## Begin STORED RECORDS

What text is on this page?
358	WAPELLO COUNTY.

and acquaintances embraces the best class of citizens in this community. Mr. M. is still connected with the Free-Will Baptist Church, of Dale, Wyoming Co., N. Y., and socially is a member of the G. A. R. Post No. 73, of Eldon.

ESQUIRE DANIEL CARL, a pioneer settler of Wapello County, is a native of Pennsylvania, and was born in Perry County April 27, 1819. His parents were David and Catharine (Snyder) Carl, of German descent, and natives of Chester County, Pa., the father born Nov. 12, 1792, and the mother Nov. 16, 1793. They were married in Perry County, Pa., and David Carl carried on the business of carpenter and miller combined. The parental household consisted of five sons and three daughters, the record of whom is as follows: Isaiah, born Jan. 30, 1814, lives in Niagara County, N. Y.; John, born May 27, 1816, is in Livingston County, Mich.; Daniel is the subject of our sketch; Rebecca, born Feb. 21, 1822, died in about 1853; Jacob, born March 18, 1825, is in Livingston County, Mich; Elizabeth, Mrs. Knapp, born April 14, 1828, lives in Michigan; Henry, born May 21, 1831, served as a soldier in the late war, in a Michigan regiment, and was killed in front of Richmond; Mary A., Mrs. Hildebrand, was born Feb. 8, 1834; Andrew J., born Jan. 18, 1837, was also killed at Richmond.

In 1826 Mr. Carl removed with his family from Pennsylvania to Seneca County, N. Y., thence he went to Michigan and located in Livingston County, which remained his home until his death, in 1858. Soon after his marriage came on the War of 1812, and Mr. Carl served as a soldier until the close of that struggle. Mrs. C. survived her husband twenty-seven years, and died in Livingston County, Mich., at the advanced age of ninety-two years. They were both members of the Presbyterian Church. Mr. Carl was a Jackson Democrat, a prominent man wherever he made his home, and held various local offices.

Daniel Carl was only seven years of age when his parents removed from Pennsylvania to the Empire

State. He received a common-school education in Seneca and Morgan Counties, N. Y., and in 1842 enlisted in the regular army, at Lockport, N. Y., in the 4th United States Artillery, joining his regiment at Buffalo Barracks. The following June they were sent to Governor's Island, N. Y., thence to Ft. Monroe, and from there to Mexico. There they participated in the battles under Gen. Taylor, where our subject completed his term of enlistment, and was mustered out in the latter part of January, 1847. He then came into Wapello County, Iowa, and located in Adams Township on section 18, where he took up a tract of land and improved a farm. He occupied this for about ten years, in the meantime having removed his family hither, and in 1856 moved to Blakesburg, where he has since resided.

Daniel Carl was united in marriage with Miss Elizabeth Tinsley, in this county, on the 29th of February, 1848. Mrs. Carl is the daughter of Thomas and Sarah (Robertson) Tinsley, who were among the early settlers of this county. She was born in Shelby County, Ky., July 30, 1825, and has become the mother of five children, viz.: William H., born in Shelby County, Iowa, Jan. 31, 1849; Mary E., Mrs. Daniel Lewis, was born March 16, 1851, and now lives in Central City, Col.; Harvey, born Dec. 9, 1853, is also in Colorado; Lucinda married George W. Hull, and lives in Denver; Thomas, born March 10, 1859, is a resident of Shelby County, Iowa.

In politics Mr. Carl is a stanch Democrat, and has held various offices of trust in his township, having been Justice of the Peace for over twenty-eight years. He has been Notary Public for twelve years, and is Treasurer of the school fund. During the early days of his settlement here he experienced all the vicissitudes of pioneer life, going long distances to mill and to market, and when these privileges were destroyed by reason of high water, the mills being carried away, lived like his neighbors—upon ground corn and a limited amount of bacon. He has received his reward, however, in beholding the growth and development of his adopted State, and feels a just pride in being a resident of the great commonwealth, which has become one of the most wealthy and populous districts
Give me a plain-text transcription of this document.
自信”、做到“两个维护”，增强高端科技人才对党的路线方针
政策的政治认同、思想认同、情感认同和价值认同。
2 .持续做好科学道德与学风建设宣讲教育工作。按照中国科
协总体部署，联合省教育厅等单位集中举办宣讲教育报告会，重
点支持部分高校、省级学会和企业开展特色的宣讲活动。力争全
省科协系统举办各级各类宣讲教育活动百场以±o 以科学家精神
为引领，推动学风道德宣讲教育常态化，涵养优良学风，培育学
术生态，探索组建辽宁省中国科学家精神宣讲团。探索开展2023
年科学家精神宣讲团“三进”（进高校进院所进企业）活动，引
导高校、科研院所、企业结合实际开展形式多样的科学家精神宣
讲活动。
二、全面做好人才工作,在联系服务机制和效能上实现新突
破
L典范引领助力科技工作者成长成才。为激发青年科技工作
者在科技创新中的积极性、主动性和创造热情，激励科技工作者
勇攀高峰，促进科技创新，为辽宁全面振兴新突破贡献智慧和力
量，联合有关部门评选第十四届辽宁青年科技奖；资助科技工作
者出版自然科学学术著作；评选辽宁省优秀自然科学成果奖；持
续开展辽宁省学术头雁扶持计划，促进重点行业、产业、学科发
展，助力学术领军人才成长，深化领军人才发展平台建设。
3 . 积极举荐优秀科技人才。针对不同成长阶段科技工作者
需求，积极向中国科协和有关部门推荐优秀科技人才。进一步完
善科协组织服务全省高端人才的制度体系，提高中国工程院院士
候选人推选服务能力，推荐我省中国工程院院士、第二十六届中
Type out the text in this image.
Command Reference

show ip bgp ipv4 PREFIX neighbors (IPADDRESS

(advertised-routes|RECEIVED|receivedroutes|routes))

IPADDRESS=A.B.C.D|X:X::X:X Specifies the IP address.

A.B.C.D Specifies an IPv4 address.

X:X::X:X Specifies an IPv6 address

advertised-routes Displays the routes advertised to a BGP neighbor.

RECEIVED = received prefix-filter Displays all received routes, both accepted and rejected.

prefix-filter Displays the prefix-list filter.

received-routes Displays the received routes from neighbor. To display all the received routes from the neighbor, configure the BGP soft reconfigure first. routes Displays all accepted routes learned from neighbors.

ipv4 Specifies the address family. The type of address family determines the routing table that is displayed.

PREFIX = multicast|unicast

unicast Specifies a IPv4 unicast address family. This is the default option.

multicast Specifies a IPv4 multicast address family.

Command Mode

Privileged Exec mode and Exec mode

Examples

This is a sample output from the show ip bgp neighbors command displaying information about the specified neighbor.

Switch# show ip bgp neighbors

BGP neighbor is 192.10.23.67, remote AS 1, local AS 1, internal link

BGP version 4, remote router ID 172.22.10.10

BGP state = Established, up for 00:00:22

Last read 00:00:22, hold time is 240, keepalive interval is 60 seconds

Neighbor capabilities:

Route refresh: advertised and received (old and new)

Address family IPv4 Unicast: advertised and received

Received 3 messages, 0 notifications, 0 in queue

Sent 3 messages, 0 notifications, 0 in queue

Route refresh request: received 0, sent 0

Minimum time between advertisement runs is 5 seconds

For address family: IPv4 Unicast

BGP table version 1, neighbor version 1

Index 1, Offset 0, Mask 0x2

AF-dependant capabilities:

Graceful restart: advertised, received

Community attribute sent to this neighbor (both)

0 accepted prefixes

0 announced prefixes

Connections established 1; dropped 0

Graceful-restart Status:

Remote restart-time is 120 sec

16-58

## End STORED RECORDS

• **STATED EXERCISE**
Repeat the material word for word, in full.

• **RESULT OF THIS EXERCISE**
What text is on this page?
358	WAPELLO COUNTY.

and acquaintances embraces the best class of citizens in this community. Mr. M. is still connected with the Free-Will Baptist Church, of Dale, Wyoming Co., N. Y., and socially is a member of the G. A. R. Post No. 73, of Eldon.

ESQUIRE DANIEL CARL, a pioneer settler of Wapello County, is a native of Pennsylvania, and was born in Perry County April 27, 1819. His parents were David and Catharine (Snyder) Carl, of German descent, and natives of Chester County, Pa., the father born Nov. 12, 1792, and the mother Nov. 16, 1793. They were married in Perry County, Pa., and David Carl carried on the business of carpenter and miller combined. The parental household consisted of five sons and three daughters, the record of whom is as follows: Isaiah, born Jan. 30, 1814, lives in Niagara County, N. Y.; John, born May 27, 1816, is in Livingston County, Mich.; Daniel is the subject of our sketch; Rebecca, born Feb. 21, 1822, died in about 1853; Jacob, born March 18, 1825, is in Livingston County, Mich; Elizabeth, Mrs. Knapp, born April 14, 1828, lives in Michigan; Henry, born May 21, 1831, served as a soldier in the late war, in a Michigan regiment, and was killed in front of Richmond; Mary A., Mrs. Hildebrand, was born Feb. 8, 1834; Andrew J., born Jan. 18, 1837, was also killed at Richmond.

In 1826 Mr. Carl removed with his family from Pennsylvania to Seneca County, N. Y., thence he went to Michigan and located in Livingston County, which remained his home until his death, in 1858. Soon after his marriage came on the War of 1812, and Mr. Carl served as a soldier until the close of that struggle. Mrs. C. survived her husband twenty-seven years, and died in Livingston County, Mich., at the advanced age of ninety-two years. They were both members of the Presbyterian Church. Mr. Carl was a Jackson Democrat, a prominent man wherever he made his home, and held various local offices.

Daniel Carl was only seven years of age when his parents removed from Pennsylvania to the Empire

State. He received a common-school education in Seneca and Morgan Counties, N. Y., and in 1842 enlisted in the regular army, at Lockport, N. Y., in the 4th United States Artillery, joining his regiment at Buffalo Barracks. The following June they were sent to Governor's Island, N. Y., thence to Ft. Monroe, and from there to Mexico. There they participated in the battles under Gen. Taylor, where our subject completed his term of enlistment, and was mustered out in the latter part of January, 1847. He then came into Wapello County, Iowa, and located in Adams Township on section 18, where he took up a tract of land and improved a farm. He occupied this for about ten years, in the meantime having removed his family hither, and in 1856 moved to Blakesburg, where he has since resided.

Daniel Carl was united in marriage with Miss Elizabeth Tinsley, in this county, on the 29th of February, 1848. Mrs. Carl is the daughter of Thomas and Sarah (Robertson) Tinsley, who were among the early settlers of this county. She was born in Shelby County, Ky., July 30, 1825, and has become the mother of five children, viz.: William H., born in Shelby County, Iowa, Jan. 31, 1849; Mary E., Mrs. Daniel Lewis, was born March 16, 1851, and now lives in Central City, Col.; Harvey, born Dec. 9, 1853, is also in Colorado; Lucinda married George W. Hull, and lives in Denver; Thomas, born March 10, 1859, is a resident of Shelby County, Iowa.

In politics Mr. Carl is a stanch Democrat, and has held various offices of trust in his township, having been Justice of the Peace for over twenty-eight years. He has been Notary Public for twelve years, and is Treasurer of the school fund. During the early days of his settlement here he experienced all the vicissitudes of pioneer life, going long distances to mill and to market, and when these privileges were destroyed by reason of high water, the mills being carried away, lived like his neighbors—upon ground corn and a limited amount of bacon. He has received his reward, however, in beholding the growth and development of his adopted State, and feels a just pride in being a resident of the great commonwealth, which has become one of the most wealthy and populous districts
Give me a plain-text transcription of this document.
自信”、做到“两个维护”，增强高端科技人才对党的路线方针
政策的政治认同、思想认同、情感认同和价值认同。
2 .持续做好科学道德与学风建设宣讲教育工作。按照中国科
协总体部署，联合省教育厅等单位集中举办宣讲教育报告会，重
点支持部分高校、省级学会和企业开展特色的宣讲活动。力争全
省科协系统举办各级各类宣讲教育活动百场以±o 以科学家精神
为引领，推动学风道德宣讲教育常态化，涵养优良学风，培育学
术生态，探索组建辽宁省中国科学家精神宣讲团。探索开展2023
年科学家精神宣讲团“三进”（进高校进院所进企业）活动，引
导高校、科研院所、企业结合实际开展形式多样的科学家精神宣
讲活动。
二、全面做好人才工作,在联系服务机制和效能上实现新突
破
L典范引领助力科技工作者成长成才。为激发青年科技工作
者在科技创新中的积极性、主动性和创造热情，激励科技工作者
勇攀高峰，促进科技创新，为辽宁全面振兴新突破贡献智慧和力
量，联合有关部门评选第十四届辽宁青年科技奖；资助科技工作
者出版自然科学学术著作；评选辽宁省优秀自然科学成果奖；持
续开展辽宁省学术头雁扶持计划，促进重点行业、产业、学科发
展，助力学术领军人才成长，深化领军人才发展平台建设。
3 . 积极举荐优秀科技人才。针对不同成长阶段科技工作者
需求，积极向中国科协和有关部门推荐优秀科技人才。进一步完
善科协组织服务全省高端人才的制度体系，提高中国工程院院士
候选人推选服务能力，推荐我省中国工程院院士、第二十六届中
Type out the text in this image.
Command Reference

show ip bgp ipv4 PREFIX neighbors (IPADDRESS

(advertised-routes|RECEIVED|receivedroutes|routes))

IPADDRESS=A.B.C.D|X:X::X:X Specifies the IP address.

A.B.C.D Specifies an IPv4 address.

X:X::X:X Specifies an IPv6 address

advertised-routes Displays the routes advertised to a BGP neighbor.

RECEIVED = received prefix-filter Displays all received routes, both accepted and rejected.

prefix-filter Displays the prefix-list filter.

received-routes Displays the received routes from neighbor. To display all the received routes from the neighbor, configure the BGP soft reconfigure first. routes Displays all accepted routes learned from neighbors.

ipv4 Specifies the address family. The type of address family determines the routing table that is displayed.

PREFIX = multicast|unicast

unicast Specifies a IPv4 unicast address family. This is the default option.

multicast Specifies a IPv4 multicast address family.

Command Mode

Privileged Exec mode and Exec mode

Examples

This is a sample output from the show ip bgp neighbors command displaying information about the specified neighbor.

Switch# show ip bgp neighbors

BGP neighbor is 192.10.23.67, remote AS 1, local AS 1, internal link

BGP version 4, remote router ID 172.22.10.10

BGP state = Established, up for 00:00:22

Last read 00:00:22, hold time is 240, keepalive interval is 60 seconds

Neighbor capabilities:

Route refresh: advertised and received (old and new)

Address family IPv4 Unicast: advertised and received

Received 3 messages, 0 notifications, 0 in queue

Sent 3 messages, 0 notifications, 0 in queue

Route refresh request: received 0, sent 0

Minimum time between advertisement runs is 5 seconds

For address family: IPv4 Unicast

BGP table version 1, neighbor version 1

Index 1, Offset 0, Mask 0x2

AF-dependant capabilities:

Graceful restart: advertised, received

Community attribute sent to this neighbor (both)

0 accepted prefixes

0 announced prefixes

Connections established 1; dropped 0

Graceful-restart Status:

Remote restart-time is 120 sec

16-58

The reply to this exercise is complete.